- **GOALS**:
**1.** List every piece of RCA sound gear named in the drive-in passage.
**2.** Reproduce the part of the drive-in passage starting with "A Holden 48" and going on through "those any more.".

A Holden 48 215 at the drive-in, seems the typical Australian scene until you realise that the Hoyts drive-in is owned by Twentieth Century Fox using RCA equipment and the Holden was built by General Motors! Love the ventian blind in the rear window, don't see too many of those any more.

Any skeptics that believed the drive-in concept would not be successful in Australia were proved wrong on that very first night. Traffic jams were caused in both directions along Burwood Hwy. The drive-in’s entrance was located along a small suburban side street, McComas Grove, which remained blocked for hours, not just on this first night, but for years afterwards. The exit was on Burwood Hwy just next to a modest illuminated sign. The 652 car positions within the theatre became the hottest tickets in town. A simple stick figure known as the Skyline man or Skyline Sam welcomed patrons at the ticket box, in newspaper ads, general advertising and in the black and white instructional film run at Burwood. This little 60 second film showed customers how to attach the speaker to their car and how to operate it.

Car-hops, the drive-in equivalent of ushers, not only sold tickets in the driveway, they directed cars on the ramps and performed general security duties. Concessions staff attended to customer food orders at the various counters and could be summonsed by a switch on the top of each speaker to deliver food direct to cars. Roaming vendors with pie carts and Coca~Cola coolers also sold food and drinks direct to cars. The food business in drive-ins turned out to be a much larger contributor to the bottom line than at their hardtop cousins. The large crowds at Burwood caused congestion and dust from the large areas of gravel in and around the drive-in. The Country Roads Board raised concerns about the issue, as did the City of Box Hill. Police were placed on point duty on Burwood Hwy. Two sessions per night were run in an effort to satisfy the audience and it was noted at this time that it took 31 minutes to clear a full field of cars. The two sessions simply caused traffic jams twice as often! Many who could not gain admission simply parked on surrounding roads and tried to at least catch a glimpse of the screen. In an effort to placate the residents of houses in McComas Grove that backed onto the drive-in speakers were wired to each house so they could at least enjoy the movie. Burwood saw not only the birth of Australia's first drive-in theatre, but also a new projector. The Super Standard projector, manufactured by Fitton's in Adelaide, made its debut at Burwood in 1954. The serial numbers on the projectors were 100 and 101 and were initially backed by Peerless arcs. Later Ashcraft Super Core-Lite lamphouses were substituted to improve the light on screen. This model of projector, and later the Super 75 made by the same company, was the standard equipment in many drive-ins around Australia due to the association formed by Reg Fitton’s company and RCA. RCA, who offered virtually an entire drive-in equipment package, chose the locally made Super Standard projector to team with the RCA sound gear that included sound heads, speakers, junction boxes and amplifiers. Hoyts and independents utilized this combination until both NTS (Greater Union) and Westrex offered an alternative several years later.

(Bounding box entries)

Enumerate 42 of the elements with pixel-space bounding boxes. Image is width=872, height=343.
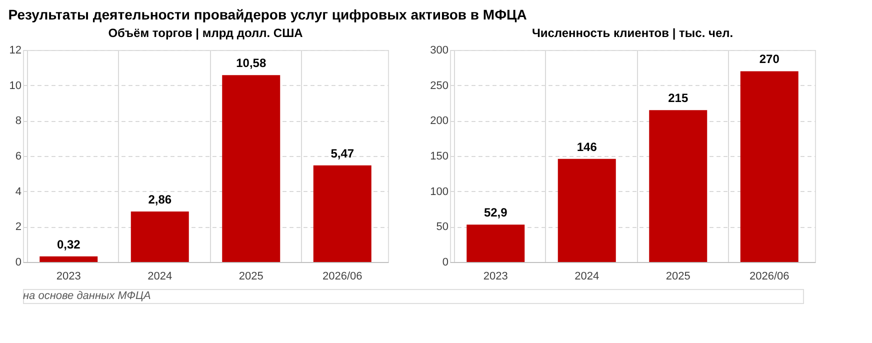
bar (222, 75, 280, 262)
y-tick-label: 0 (15, 256, 22, 268)
bar (558, 158, 616, 262)
y-tick-label: 12 (9, 44, 22, 56)
x-tick-label: 2025 (666, 270, 690, 282)
text: на основе данных МФЦА (23, 290, 151, 302)
y-tick-label: 2 (15, 221, 22, 234)
y-tick-label: 250 (430, 80, 448, 92)
chart-subtitle: Численность клиентов | тыс. чел. (532, 26, 734, 40)
bar (130, 211, 189, 262)
y-tick-label: 50 (436, 221, 448, 234)
y-tick-label: 300 (430, 44, 448, 56)
x-tick-label: 2024 (148, 270, 172, 282)
data-label: 0,32 (56, 237, 81, 252)
data-label: 270 (759, 52, 780, 66)
data-label: 215 (668, 91, 688, 106)
x-tick-label: 2025 (238, 270, 264, 282)
y-tick-label: 100 (430, 186, 448, 198)
bar (466, 224, 525, 262)
y-tick-label: 10 (9, 80, 22, 92)
x-tick-label: 2023 (483, 270, 508, 282)
y-tick-label: 150 (430, 150, 448, 162)
x-tick-label: 2024 (574, 270, 600, 282)
y-tick-label: 6 (15, 150, 22, 162)
x-tick-label: 2026/06 (749, 270, 790, 282)
x-tick-label: 2023 (56, 270, 81, 282)
bar (740, 71, 798, 262)
y-tick-label: 8 (15, 115, 22, 128)
y-tick-label: 200 (430, 115, 448, 128)
data-label: 5,47 (330, 146, 354, 160)
data-label: 10,58 (236, 56, 266, 70)
chart-subtitle: Объём торгов | млрд долл. США (108, 26, 304, 40)
x-tick-label: 2026/06 (322, 270, 362, 282)
bar (649, 110, 708, 262)
y-tick-label: 0 (442, 256, 448, 268)
data-label: 52,9 (484, 206, 508, 220)
bar (313, 165, 372, 262)
chart-title: Результаты деятельности провайдеров услуг цифровых активов в МФЦА (8, 6, 527, 22)
data-label: 146 (576, 140, 598, 154)
bar (40, 256, 98, 262)
data-label: 2,86 (148, 192, 172, 206)
y-tick-label: 4 (15, 186, 22, 198)
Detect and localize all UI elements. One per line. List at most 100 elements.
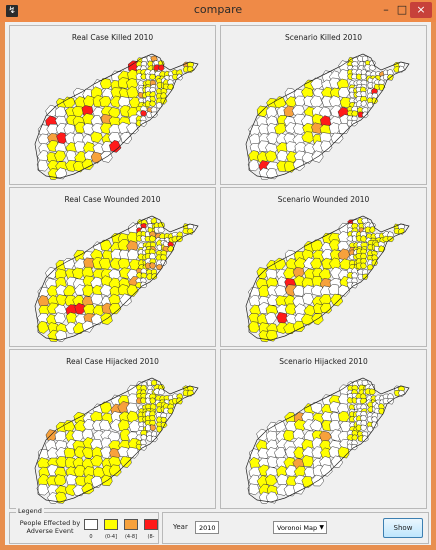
voronoi-cell bbox=[293, 482, 305, 495]
voronoi-cell bbox=[284, 446, 298, 459]
year-input[interactable]: 2010 bbox=[195, 521, 219, 534]
voronoi-cell bbox=[120, 132, 133, 145]
voronoi-cell bbox=[374, 83, 381, 91]
voronoi-cell bbox=[320, 302, 332, 314]
voronoi-cell bbox=[145, 397, 152, 405]
minimize-button[interactable]: – bbox=[383, 3, 389, 16]
voronoi-cell bbox=[311, 446, 324, 459]
voronoi-cell bbox=[265, 167, 278, 180]
voronoi-cell bbox=[362, 273, 369, 280]
voronoi-cell bbox=[283, 484, 297, 497]
voronoi-cell bbox=[158, 388, 165, 396]
voronoi-cell bbox=[108, 303, 122, 315]
panel-title: Real Case Hijacked 2010 bbox=[66, 357, 159, 366]
map-type-select[interactable]: Voronoi Map ▼ bbox=[273, 521, 327, 534]
voronoi-cell bbox=[55, 456, 68, 468]
voronoi-cell bbox=[156, 81, 164, 89]
voronoi-cell bbox=[360, 235, 367, 243]
voronoi-cell bbox=[149, 262, 156, 269]
voronoi-cell bbox=[109, 140, 122, 153]
panel-scenario-hijacked: Scenario Hijacked 2010 bbox=[220, 349, 427, 509]
voronoi-cell bbox=[81, 447, 94, 459]
voronoi-cell bbox=[347, 73, 354, 81]
voronoi-cell bbox=[63, 447, 76, 459]
voronoi-cell bbox=[320, 140, 333, 153]
voronoi-cell bbox=[321, 95, 334, 108]
voronoi-cell bbox=[346, 397, 355, 404]
country-border bbox=[245, 215, 410, 341]
panel-title: Real Case Wounded 2010 bbox=[64, 195, 161, 204]
panel-title: Scenario Killed 2010 bbox=[284, 33, 362, 42]
voronoi-cell bbox=[140, 272, 148, 279]
voronoi-cell bbox=[361, 435, 369, 442]
voronoi-cell bbox=[283, 105, 295, 117]
voronoi-cell bbox=[108, 464, 122, 477]
voronoi-cell bbox=[357, 273, 364, 281]
panel-scenario-wounded: Scenario Wounded 2010 bbox=[220, 187, 427, 347]
voronoi-map bbox=[245, 53, 410, 180]
map-type-value: Voronoi Map bbox=[277, 524, 318, 532]
voronoi-cell bbox=[292, 320, 305, 332]
maximize-button[interactable]: □ bbox=[396, 3, 408, 16]
panel-title: Real Case Killed 2010 bbox=[71, 33, 154, 42]
voronoi-cell bbox=[119, 456, 132, 468]
voronoi-cell bbox=[368, 64, 377, 71]
voronoi-cell bbox=[360, 424, 367, 432]
map-panels: Real Case Killed 2010 Scenario Killed 20… bbox=[9, 25, 427, 509]
voronoi-cell bbox=[90, 293, 104, 305]
voronoi-cell bbox=[310, 239, 324, 252]
voronoi-cell bbox=[53, 312, 66, 324]
voronoi-cell bbox=[140, 397, 148, 404]
country-border bbox=[245, 377, 410, 503]
voronoi-cell bbox=[82, 284, 95, 297]
title-bar[interactable]: ↯ compare – □ × bbox=[0, 0, 436, 22]
voronoi-cell bbox=[367, 406, 374, 413]
voronoi-map bbox=[34, 53, 199, 180]
voronoi-cell bbox=[265, 491, 279, 504]
controls-box: Year 2010 Voronoi Map ▼ Show bbox=[162, 512, 429, 544]
voronoi-map bbox=[245, 377, 410, 505]
voronoi-cell bbox=[292, 158, 305, 172]
show-button[interactable]: Show bbox=[383, 518, 423, 538]
voronoi-cell bbox=[266, 132, 280, 145]
voronoi-cell bbox=[109, 95, 123, 108]
voronoi-cell bbox=[320, 464, 333, 477]
voronoi-cell bbox=[338, 87, 350, 99]
voronoi-cell bbox=[74, 121, 87, 134]
legend-title: Legend bbox=[16, 507, 44, 515]
legend-swatch-label: 0 bbox=[89, 534, 93, 540]
matlab-figure-icon: ↯ bbox=[6, 5, 18, 17]
voronoi-cell bbox=[357, 111, 364, 118]
voronoi-cell bbox=[36, 483, 50, 496]
voronoi-cell bbox=[162, 83, 170, 91]
legend-swatch-label: (4-8] bbox=[124, 534, 138, 540]
voronoi-cell bbox=[140, 110, 148, 117]
legend-swatch-mid bbox=[124, 519, 138, 530]
voronoi-cell bbox=[330, 132, 344, 144]
voronoi-cell bbox=[346, 235, 354, 242]
voronoi-cell bbox=[144, 100, 152, 108]
voronoi-cell bbox=[350, 73, 359, 80]
voronoi-cell bbox=[53, 474, 67, 486]
voronoi-cell bbox=[153, 388, 161, 396]
close-button[interactable]: × bbox=[410, 2, 432, 18]
voronoi-cell bbox=[247, 159, 260, 172]
voronoi-cell bbox=[82, 123, 95, 135]
voronoi-cell bbox=[355, 235, 363, 242]
voronoi-cell bbox=[90, 454, 103, 467]
panel-title: Scenario Wounded 2010 bbox=[277, 195, 370, 204]
voronoi-cell bbox=[156, 425, 163, 433]
voronoi-cell bbox=[54, 150, 67, 162]
legend-label: People Effected by Adverse Event bbox=[19, 519, 81, 535]
voronoi-cell bbox=[393, 227, 401, 235]
legend-swatch-low bbox=[104, 519, 118, 530]
voronoi-cell bbox=[247, 483, 260, 496]
voronoi-cell bbox=[301, 151, 314, 164]
voronoi-cell bbox=[247, 321, 260, 333]
voronoi-cell bbox=[337, 446, 350, 459]
voronoi-cell bbox=[99, 401, 112, 414]
voronoi-cell bbox=[266, 294, 279, 306]
voronoi-cell bbox=[361, 111, 369, 119]
voronoi-cell bbox=[150, 273, 158, 280]
voronoi-cell bbox=[148, 235, 157, 243]
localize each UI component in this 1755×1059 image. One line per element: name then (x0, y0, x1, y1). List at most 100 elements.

- **RESULTS BY TASK**:
**1.** sound heads, speakers, junction boxes, amplifiers

**2.**
A Holden 48 215 at the drive-in, seems the typical Australian scene until you realise that the Hoyts drive-in is owned by Twentieth Century Fox using RCA equipment and the Holden was built by General Motors! Love the ventian blind in the rear window, don't see too many of those any more.